Am. Bankers Ins. Co. of Fla. v. Shockley, 20-1938

Decision Date28 June 2021
Docket NumberNo. 20-1938,20-1938
Citation3 F.4th 322
Parties AMERICAN BANKERS INSURANCE COMPANY OF FLORIDA, Plaintiff-Appellee, v. Robert SHOCKLEY, Jr., Defendant-Appellant.
CourtU.S. Court of Appeals — Seventh Circuit

Mark John Sobczak, Emily R. Steinberg, Attorney, Nicolaides Fink Thorpe Michaelides Sullivan LLP, Chicago, IL, for Plaintiff-Appellee.

Peter J. Flowers, Ted A. Meyers, Attorneys, Meyers & Flowers, LLC, St. Charles, IL, for Defendant-Appellant.

Before Manion, Kanne, and Rovner, Circuit Judges.

Manion, Circuit Judge.

This insurance dispute stems from Robert Shockley, Jr., filing a civil complaint in Illinois state court. The complaint alleged Shockley was severely injured after being thrown from (and run over by) a golf cart driven by a St. Charles Farms ("SFC")1 employee. Shockley sued SFC and its employee for negligence. In response, SFC's insurer American Bankers Insurance Company of Florida filed suit in federal court seeking a declaratory judgment that it has no duty to defend or indemnify SFC or its employee in the underlying lawsuit. The district court granted American's motion for summary judgment. Because the district court erred in interpreting the insurance policy, we reverse and remand.

I. Background
A. The Business

SFC operated a horse farm and equestrian center in St. Charles, Illinois. SFC's business activities included maintaining, training, and boarding horses. It also provided riding lessons for a fee. SFC hosted shows and events both on and off its property. One type of off-site event was trail riding, which had previously occurred at different forest preserves. SFC held off-site events about once a month or less, with trail-riding events approximately three times a year. Sometime during the operation of the business, SFC attended a festival at the Kane County Fairgrounds.

B. Insurance Policy

SFC and American entered into an insurance contract, labeled as a farmowner policy, with coverage running from June 2016 through June 2017. The policy declarations describe the insured premises as "42W 690 North Ave, St. Charles, Illinois." The second page of declarations provides the coverage limits for "Commercial Liability Coverage." The final page of declarations, reproduced in relevant part below,2 includes a provision identifying "All known exposures" related to "Commercial Liability."

———

■ Work instructions:
(1) According to the court opinion, about how often did SFC hold trail-riding events?
(2) Reproduce the part of the court opinion between "Decision Date28 June" and "SHOCKLEY, Jr., Defendant-Appellant.", inclusive.
The listing that comes next is drawn from a separate source, not from the opinion.

■ Collected material:
———

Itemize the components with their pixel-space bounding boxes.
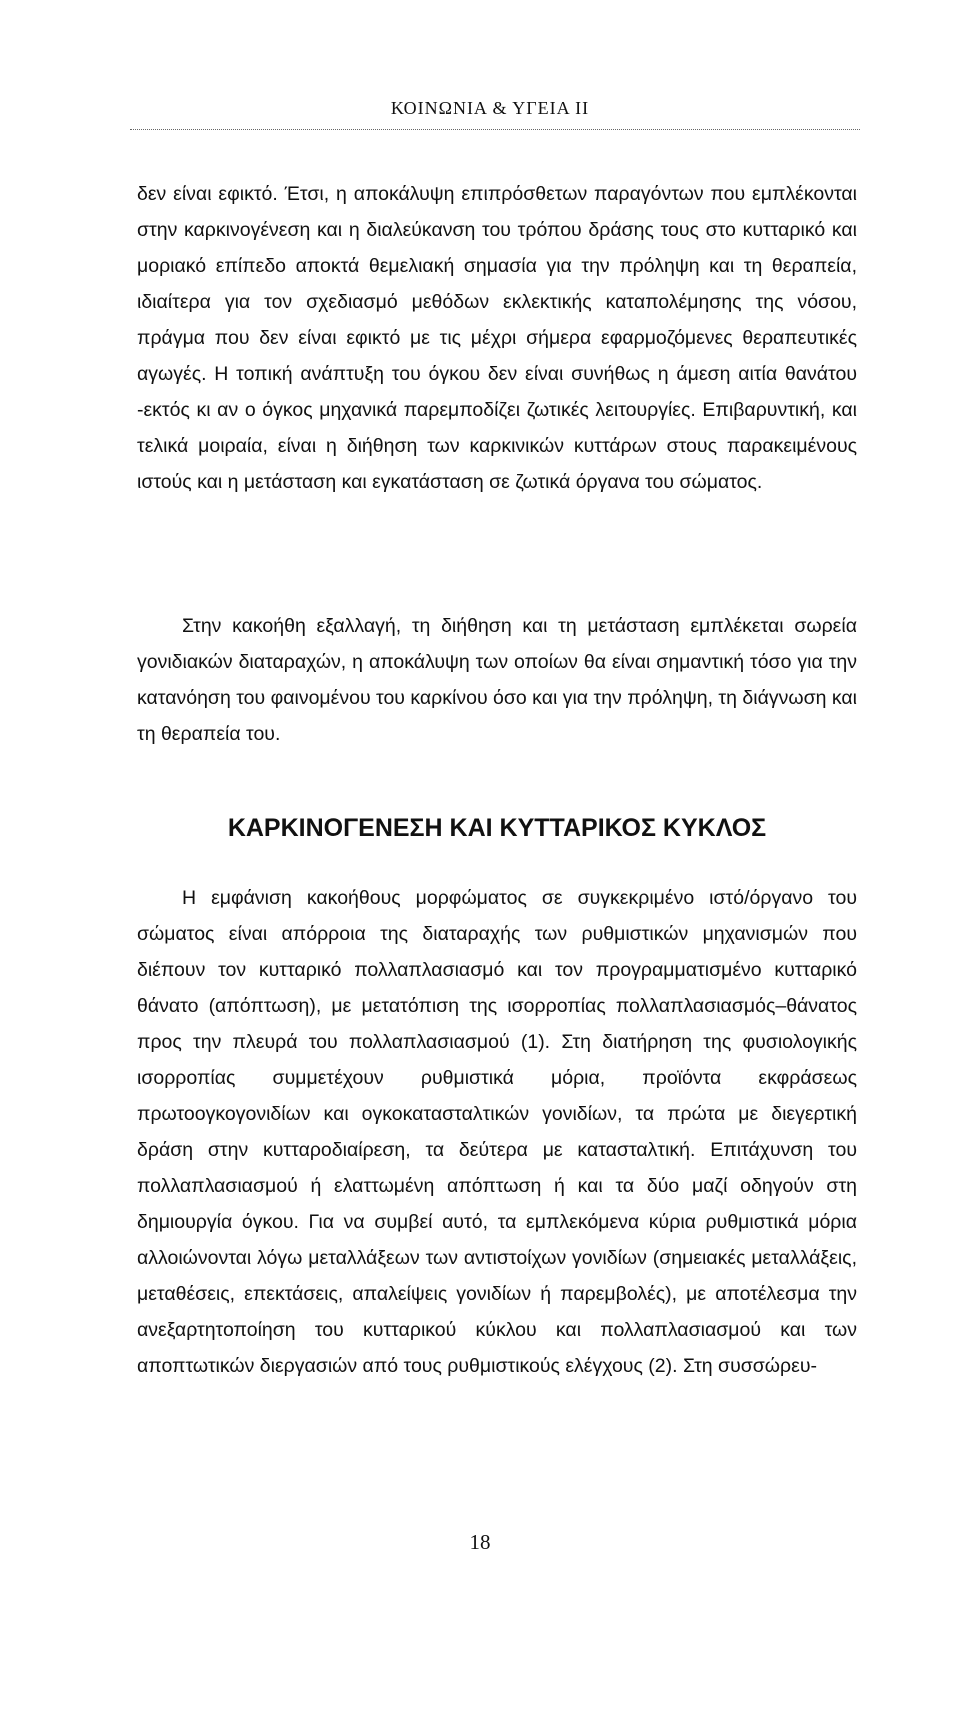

———

■ The answers:
(1) Approximately three times a year.

(2)
Decision Date28 June 2021
Docket NumberNo. 20-1938,20-1938
Citation3 F.4th 322
Parties AMERICAN BANKERS INSURANCE COMPANY OF FLORIDA, Plaintiff-Appellee, v. Robert SHOCKLEY, Jr., Defendant-Appellant.